__REQUEST__
Find every line in the records below that holds the word "from" and copy it.

__DATA TO USE__
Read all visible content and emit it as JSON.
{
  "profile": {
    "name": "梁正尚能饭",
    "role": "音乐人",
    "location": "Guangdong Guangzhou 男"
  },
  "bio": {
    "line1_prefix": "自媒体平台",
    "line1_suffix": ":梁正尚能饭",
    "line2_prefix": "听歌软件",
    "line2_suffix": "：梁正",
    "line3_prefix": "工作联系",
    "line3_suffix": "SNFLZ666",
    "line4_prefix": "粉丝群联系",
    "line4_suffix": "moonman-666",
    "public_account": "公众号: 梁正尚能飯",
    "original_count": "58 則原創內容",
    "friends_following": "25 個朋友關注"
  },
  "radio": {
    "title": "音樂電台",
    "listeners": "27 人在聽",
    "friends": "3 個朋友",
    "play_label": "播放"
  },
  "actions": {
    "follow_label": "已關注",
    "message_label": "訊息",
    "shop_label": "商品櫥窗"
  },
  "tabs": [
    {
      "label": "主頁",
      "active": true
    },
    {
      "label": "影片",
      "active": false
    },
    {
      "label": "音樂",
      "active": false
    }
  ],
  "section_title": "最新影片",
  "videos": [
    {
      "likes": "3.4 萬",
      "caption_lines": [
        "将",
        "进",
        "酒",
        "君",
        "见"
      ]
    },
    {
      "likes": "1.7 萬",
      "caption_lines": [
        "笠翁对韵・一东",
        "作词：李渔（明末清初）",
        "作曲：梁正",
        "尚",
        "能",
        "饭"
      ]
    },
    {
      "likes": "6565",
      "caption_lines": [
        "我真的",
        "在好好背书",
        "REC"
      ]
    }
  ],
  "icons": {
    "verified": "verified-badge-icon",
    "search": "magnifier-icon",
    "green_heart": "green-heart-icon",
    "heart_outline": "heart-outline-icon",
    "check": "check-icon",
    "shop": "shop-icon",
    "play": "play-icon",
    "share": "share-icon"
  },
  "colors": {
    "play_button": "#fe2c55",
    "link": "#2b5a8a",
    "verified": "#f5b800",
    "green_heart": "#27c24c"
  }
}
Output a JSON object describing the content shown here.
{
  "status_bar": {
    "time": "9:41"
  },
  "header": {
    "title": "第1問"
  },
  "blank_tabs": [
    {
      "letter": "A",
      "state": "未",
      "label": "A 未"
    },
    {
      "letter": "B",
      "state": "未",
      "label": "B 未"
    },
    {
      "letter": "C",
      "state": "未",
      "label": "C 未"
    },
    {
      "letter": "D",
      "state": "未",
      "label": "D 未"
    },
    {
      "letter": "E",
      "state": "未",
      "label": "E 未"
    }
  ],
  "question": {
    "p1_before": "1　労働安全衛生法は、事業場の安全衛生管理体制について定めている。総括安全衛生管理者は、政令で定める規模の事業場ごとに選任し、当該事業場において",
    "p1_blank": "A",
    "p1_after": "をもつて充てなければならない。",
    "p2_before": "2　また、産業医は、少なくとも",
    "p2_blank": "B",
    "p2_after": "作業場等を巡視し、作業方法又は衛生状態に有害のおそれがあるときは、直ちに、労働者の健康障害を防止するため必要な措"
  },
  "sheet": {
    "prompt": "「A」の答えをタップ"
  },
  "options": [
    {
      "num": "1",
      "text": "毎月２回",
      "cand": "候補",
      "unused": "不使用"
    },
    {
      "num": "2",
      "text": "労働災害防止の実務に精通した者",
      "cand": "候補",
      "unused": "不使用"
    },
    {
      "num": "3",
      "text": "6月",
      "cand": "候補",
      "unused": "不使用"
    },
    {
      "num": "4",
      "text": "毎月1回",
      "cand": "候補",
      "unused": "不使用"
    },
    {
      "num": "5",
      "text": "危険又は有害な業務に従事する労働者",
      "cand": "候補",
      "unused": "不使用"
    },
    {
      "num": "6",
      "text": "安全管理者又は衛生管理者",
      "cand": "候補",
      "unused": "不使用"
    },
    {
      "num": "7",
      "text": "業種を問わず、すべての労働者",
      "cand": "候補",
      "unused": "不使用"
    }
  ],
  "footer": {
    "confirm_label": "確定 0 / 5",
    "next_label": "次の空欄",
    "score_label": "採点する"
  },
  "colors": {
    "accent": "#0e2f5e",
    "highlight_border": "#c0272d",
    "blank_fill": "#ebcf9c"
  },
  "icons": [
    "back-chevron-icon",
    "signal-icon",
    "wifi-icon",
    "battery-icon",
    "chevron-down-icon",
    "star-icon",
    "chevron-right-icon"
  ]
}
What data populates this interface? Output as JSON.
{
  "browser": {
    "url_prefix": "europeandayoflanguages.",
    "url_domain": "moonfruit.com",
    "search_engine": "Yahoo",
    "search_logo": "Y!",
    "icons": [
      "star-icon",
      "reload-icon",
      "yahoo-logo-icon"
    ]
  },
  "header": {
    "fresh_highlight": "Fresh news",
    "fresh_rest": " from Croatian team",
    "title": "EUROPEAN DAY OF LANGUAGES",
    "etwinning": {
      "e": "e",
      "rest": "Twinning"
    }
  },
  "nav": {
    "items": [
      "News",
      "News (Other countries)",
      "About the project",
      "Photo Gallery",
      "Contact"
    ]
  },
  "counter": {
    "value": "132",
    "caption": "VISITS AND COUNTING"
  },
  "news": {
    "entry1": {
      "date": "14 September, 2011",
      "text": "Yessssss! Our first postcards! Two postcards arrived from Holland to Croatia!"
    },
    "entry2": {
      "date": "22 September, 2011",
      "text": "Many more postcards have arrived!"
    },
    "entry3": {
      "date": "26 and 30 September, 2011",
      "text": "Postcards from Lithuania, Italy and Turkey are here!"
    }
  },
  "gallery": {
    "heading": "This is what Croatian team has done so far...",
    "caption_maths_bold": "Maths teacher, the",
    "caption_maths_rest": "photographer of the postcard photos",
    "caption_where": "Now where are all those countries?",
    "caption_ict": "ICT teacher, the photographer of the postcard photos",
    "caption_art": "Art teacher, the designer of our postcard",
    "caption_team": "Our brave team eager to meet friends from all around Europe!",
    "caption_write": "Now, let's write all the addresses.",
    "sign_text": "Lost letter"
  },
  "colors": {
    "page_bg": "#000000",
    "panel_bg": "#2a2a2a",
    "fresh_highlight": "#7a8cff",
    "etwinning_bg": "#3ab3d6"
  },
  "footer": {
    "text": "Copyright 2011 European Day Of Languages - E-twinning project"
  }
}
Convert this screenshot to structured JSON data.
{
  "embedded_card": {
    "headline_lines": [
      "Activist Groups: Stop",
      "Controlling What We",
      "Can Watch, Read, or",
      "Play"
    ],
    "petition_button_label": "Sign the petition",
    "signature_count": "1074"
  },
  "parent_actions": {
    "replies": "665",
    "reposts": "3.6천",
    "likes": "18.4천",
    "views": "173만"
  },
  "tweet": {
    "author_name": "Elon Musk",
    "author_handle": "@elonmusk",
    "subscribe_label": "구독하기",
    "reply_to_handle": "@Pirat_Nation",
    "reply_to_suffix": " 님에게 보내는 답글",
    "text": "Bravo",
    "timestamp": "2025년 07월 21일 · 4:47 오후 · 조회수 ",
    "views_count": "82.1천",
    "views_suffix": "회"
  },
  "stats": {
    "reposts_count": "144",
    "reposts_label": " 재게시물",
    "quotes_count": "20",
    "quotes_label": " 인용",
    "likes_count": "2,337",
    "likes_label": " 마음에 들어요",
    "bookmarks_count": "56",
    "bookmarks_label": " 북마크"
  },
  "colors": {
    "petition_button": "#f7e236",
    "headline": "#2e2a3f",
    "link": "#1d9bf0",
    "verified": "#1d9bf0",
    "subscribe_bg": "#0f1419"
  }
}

__COMPLETED TASK__
    "fresh_rest": " from Croatian team",
      "text": "Yessssss! Our first postcards! Two postcards arrived from Holland to Croatia!"
      "text": "Postcards from Lithuania, Italy and Turkey are here!"
    "caption_team": "Our brave team eager to meet friends from all around Europe!",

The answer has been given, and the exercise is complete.